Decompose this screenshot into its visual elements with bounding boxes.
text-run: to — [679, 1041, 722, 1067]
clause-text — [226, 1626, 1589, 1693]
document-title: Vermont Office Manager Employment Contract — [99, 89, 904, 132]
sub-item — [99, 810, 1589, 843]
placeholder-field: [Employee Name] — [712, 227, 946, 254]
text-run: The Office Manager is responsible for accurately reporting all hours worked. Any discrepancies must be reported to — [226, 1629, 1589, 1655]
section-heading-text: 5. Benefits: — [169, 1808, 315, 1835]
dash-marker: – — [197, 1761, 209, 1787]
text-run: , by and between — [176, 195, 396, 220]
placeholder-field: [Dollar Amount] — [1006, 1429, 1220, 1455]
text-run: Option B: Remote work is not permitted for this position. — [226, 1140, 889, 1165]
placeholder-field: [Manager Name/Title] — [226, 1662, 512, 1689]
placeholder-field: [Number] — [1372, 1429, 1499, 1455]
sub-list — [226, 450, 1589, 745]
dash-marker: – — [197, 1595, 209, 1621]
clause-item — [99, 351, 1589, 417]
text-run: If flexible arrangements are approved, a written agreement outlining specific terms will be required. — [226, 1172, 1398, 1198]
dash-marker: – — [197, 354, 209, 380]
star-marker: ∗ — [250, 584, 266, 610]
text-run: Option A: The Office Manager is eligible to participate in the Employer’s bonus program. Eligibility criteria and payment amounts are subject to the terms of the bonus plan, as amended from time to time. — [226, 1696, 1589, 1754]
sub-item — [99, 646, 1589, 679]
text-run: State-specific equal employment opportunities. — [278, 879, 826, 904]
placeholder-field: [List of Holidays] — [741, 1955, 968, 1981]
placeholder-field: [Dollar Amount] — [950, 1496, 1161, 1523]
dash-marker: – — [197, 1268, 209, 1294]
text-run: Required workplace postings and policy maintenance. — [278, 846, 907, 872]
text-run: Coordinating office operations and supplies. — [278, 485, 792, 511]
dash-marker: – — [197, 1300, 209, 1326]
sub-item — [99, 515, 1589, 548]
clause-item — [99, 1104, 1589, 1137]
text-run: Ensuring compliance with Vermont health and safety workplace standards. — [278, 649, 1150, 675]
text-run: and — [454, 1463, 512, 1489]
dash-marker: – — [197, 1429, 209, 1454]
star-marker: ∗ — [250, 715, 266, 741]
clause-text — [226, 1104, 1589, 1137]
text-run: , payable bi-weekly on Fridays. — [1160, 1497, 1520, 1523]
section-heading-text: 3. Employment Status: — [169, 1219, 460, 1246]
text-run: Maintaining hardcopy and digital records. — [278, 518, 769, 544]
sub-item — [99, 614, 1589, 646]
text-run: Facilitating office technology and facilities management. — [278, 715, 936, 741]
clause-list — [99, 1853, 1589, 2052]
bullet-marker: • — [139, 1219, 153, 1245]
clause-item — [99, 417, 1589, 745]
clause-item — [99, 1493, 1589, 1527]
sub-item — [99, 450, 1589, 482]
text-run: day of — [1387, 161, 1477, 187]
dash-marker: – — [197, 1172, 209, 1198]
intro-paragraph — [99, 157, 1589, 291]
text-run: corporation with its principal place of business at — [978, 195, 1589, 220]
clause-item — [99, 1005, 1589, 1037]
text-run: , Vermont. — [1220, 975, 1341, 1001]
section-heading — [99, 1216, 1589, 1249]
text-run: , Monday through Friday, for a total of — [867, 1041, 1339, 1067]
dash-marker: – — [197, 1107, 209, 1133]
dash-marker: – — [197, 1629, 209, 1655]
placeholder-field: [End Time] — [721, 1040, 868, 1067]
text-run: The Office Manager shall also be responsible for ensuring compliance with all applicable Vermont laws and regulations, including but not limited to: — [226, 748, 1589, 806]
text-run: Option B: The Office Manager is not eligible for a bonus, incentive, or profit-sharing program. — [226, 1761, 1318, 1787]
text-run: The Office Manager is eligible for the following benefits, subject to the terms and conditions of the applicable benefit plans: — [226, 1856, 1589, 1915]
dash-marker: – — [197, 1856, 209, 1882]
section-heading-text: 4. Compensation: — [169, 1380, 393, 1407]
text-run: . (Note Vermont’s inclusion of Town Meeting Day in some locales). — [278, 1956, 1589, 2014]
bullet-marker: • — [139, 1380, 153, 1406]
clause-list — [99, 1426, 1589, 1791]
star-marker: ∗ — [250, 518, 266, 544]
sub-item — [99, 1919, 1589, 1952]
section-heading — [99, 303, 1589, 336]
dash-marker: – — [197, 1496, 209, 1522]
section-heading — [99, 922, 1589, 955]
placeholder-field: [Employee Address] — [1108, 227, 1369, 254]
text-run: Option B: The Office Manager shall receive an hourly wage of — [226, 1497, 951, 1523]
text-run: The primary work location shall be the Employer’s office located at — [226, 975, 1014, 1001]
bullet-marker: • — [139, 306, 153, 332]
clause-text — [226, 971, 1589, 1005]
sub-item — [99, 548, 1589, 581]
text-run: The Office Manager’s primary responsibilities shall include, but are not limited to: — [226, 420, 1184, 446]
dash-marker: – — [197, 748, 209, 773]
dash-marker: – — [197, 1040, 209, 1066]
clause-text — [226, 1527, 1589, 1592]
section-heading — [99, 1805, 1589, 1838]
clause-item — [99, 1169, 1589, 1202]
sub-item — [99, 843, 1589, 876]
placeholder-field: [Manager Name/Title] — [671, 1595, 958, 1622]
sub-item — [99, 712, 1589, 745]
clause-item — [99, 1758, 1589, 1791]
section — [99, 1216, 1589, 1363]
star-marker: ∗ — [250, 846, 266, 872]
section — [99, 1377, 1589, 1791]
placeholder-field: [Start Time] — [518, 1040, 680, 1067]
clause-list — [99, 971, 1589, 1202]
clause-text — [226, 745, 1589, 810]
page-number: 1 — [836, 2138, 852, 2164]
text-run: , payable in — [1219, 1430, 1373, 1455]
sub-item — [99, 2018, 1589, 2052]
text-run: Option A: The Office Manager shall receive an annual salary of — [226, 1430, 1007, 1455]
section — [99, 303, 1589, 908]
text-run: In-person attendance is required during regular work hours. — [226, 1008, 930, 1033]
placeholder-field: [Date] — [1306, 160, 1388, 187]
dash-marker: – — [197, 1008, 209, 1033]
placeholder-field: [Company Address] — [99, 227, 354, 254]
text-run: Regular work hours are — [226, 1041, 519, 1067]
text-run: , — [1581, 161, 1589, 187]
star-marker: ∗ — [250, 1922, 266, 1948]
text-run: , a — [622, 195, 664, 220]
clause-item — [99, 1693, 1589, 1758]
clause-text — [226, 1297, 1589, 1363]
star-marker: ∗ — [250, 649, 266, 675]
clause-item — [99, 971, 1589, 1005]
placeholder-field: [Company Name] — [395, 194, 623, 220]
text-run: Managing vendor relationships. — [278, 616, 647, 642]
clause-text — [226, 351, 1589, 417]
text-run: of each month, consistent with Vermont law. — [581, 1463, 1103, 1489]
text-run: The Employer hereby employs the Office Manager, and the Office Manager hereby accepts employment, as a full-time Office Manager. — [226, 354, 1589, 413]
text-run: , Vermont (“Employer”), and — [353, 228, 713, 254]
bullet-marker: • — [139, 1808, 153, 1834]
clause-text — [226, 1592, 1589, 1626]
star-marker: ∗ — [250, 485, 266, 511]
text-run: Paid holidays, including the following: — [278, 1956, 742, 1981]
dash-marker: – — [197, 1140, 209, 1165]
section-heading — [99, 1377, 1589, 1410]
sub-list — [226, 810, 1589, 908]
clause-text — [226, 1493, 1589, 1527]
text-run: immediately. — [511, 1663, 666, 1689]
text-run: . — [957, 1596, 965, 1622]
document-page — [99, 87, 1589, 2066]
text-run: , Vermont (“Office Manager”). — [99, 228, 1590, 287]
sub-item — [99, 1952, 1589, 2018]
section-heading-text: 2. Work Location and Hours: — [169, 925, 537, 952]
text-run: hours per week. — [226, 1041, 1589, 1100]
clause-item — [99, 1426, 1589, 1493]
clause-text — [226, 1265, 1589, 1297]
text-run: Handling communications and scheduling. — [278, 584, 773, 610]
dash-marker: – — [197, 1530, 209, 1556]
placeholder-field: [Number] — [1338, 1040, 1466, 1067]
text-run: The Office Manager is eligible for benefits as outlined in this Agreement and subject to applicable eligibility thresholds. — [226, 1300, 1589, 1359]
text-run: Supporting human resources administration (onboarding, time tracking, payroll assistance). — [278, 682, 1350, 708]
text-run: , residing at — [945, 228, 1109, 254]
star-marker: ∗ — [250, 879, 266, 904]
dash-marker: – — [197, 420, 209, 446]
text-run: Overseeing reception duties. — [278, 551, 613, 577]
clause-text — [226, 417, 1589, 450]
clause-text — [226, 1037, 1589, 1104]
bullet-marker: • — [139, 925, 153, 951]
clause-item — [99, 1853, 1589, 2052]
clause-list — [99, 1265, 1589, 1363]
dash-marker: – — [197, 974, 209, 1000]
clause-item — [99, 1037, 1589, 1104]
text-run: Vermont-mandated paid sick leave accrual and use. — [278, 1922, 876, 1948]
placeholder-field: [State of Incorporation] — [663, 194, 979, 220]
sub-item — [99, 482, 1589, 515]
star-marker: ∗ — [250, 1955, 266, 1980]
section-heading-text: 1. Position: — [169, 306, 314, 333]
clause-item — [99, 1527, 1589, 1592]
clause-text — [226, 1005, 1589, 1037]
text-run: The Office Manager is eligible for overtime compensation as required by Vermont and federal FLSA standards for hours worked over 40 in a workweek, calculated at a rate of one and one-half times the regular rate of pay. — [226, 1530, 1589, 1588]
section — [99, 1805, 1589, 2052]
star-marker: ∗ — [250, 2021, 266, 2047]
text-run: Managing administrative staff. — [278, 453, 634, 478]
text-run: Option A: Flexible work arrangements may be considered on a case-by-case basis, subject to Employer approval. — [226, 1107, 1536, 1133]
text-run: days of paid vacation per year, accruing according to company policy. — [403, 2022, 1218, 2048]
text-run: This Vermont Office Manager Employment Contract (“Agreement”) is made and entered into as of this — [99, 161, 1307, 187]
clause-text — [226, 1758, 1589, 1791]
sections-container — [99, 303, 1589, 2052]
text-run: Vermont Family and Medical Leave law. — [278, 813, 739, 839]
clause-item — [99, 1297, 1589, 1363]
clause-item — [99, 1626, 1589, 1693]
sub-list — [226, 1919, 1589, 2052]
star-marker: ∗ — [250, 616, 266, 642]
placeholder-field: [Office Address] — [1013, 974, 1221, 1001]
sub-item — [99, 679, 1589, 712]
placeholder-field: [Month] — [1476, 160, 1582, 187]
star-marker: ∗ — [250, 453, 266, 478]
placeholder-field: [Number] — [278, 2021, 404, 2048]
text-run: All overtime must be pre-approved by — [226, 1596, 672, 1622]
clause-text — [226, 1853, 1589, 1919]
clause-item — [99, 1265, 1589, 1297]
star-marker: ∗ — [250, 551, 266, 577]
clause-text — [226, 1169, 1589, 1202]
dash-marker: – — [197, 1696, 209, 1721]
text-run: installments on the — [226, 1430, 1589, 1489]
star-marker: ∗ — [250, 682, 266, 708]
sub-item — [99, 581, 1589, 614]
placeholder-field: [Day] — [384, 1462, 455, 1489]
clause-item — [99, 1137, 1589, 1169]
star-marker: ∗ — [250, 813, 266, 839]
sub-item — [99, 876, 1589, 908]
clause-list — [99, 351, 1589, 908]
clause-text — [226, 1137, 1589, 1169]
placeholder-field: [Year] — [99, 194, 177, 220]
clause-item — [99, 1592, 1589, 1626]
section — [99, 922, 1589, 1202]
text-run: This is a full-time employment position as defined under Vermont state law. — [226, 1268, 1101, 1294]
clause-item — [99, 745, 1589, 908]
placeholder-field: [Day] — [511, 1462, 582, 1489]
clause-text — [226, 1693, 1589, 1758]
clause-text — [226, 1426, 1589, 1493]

· · · ·

▸ **SHORT TASK**: Pick out each line in the records above that contains the word "Employer" and copy it.

▸ **RESPONSE BELOW**:
text-run: Option A: The Office Manager is eligible to participate in the Employer’s bonus program. Eligibility criteria and payment amounts are subject to the terms of the bonus plan, as amended from time to time. — [226, 1696, 1589, 1754]
text-run: The primary work location shall be the Employer’s office located at — [226, 975, 1014, 1001]
text-run: The Employer hereby employs the Office Manager, and the Office Manager hereby accepts employment, as a full-time Office Manager. — [226, 354, 1589, 413]
text-run: , Vermont (“Employer”), and — [353, 228, 713, 254]
text-run: Option A: Flexible work arrangements may be considered on a case-by-case basis, subject to Employer approval. — [226, 1107, 1536, 1133]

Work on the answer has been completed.